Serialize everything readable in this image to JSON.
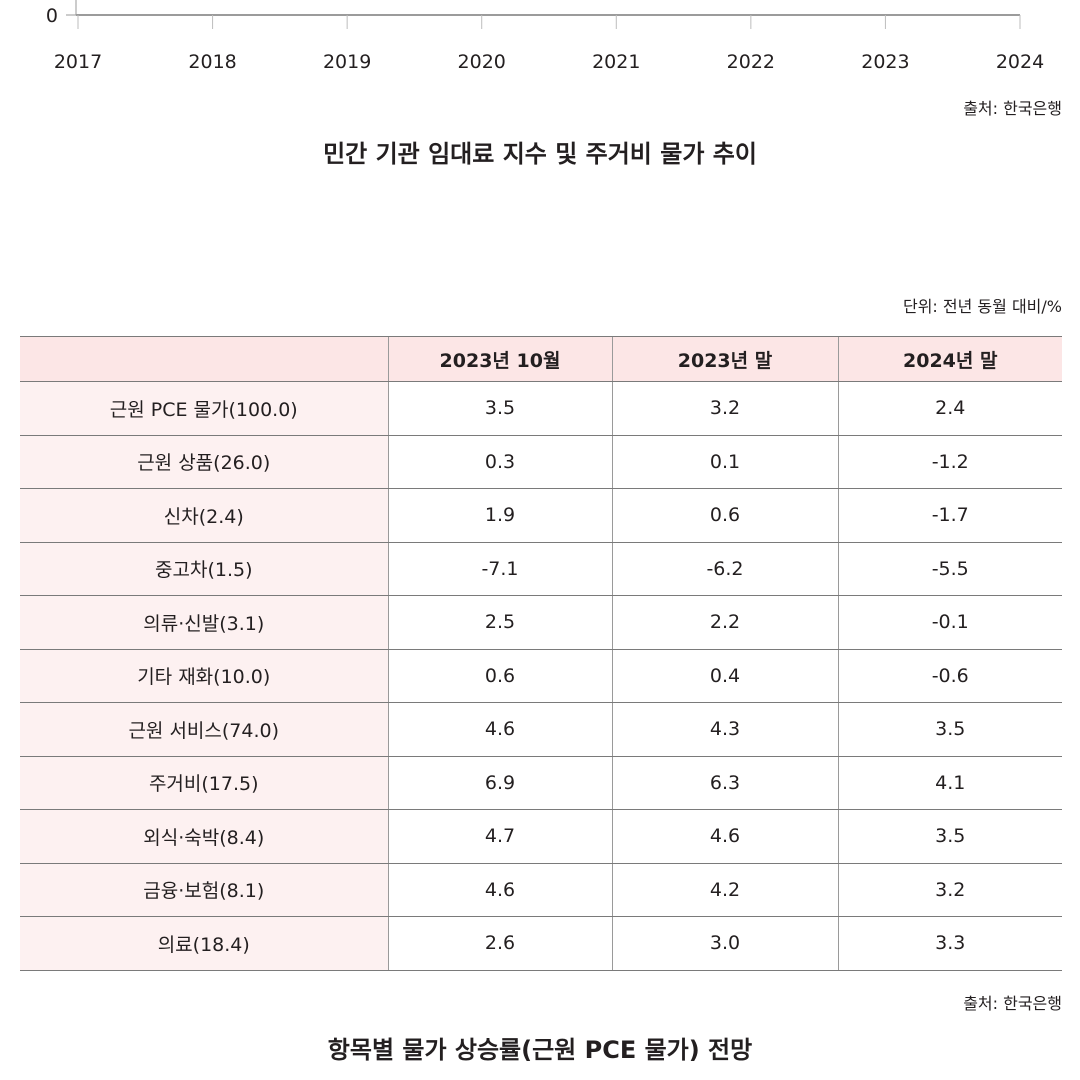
{
  "chart_data": {
    "type": "line",
    "title": "민간 기관 임대료 지수 및 주거비 물가 추이",
    "x_ticks": [
      "2017",
      "2018",
      "2019",
      "2020",
      "2021",
      "2022",
      "2023",
      "2024"
    ],
    "y_ticks_visible": [
      "0"
    ],
    "xlim": [
      2017,
      2024
    ],
    "source": "출처: 한국은행"
  },
  "table": {
    "unit": "단위: 전년 동월 대비/%",
    "headers": [
      "",
      "2023년 10월",
      "2023년 말",
      "2024년 말"
    ],
    "rows": [
      [
        "근원 PCE 물가(100.0)",
        "3.5",
        "3.2",
        "2.4"
      ],
      [
        "근원 상품(26.0)",
        "0.3",
        "0.1",
        "-1.2"
      ],
      [
        "신차(2.4)",
        "1.9",
        "0.6",
        "-1.7"
      ],
      [
        "중고차(1.5)",
        "-7.1",
        "-6.2",
        "-5.5"
      ],
      [
        "의류·신발(3.1)",
        "2.5",
        "2.2",
        "-0.1"
      ],
      [
        "기타 재화(10.0)",
        "0.6",
        "0.4",
        "-0.6"
      ],
      [
        "근원 서비스(74.0)",
        "4.6",
        "4.3",
        "3.5"
      ],
      [
        "주거비(17.5)",
        "6.9",
        "6.3",
        "4.1"
      ],
      [
        "외식·숙박(8.4)",
        "4.7",
        "4.6",
        "3.5"
      ],
      [
        "금융·보험(8.1)",
        "4.6",
        "4.2",
        "3.2"
      ],
      [
        "의료(18.4)",
        "2.6",
        "3.0",
        "3.3"
      ]
    ],
    "source": "출처: 한국은행",
    "title": "항목별 물가 상승률(근원 PCE 물가) 전망"
  }
}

• • • • • • •

• **THE REQUEST**: Scan the lines for the string "title". Pick out every line that has it.

• **RESULT BELOW**:
    "title": "민간 기관 임대료 지수 및 주거비 물가 추이",
    "title": "항목별 물가 상승률(근원 PCE 물가) 전망"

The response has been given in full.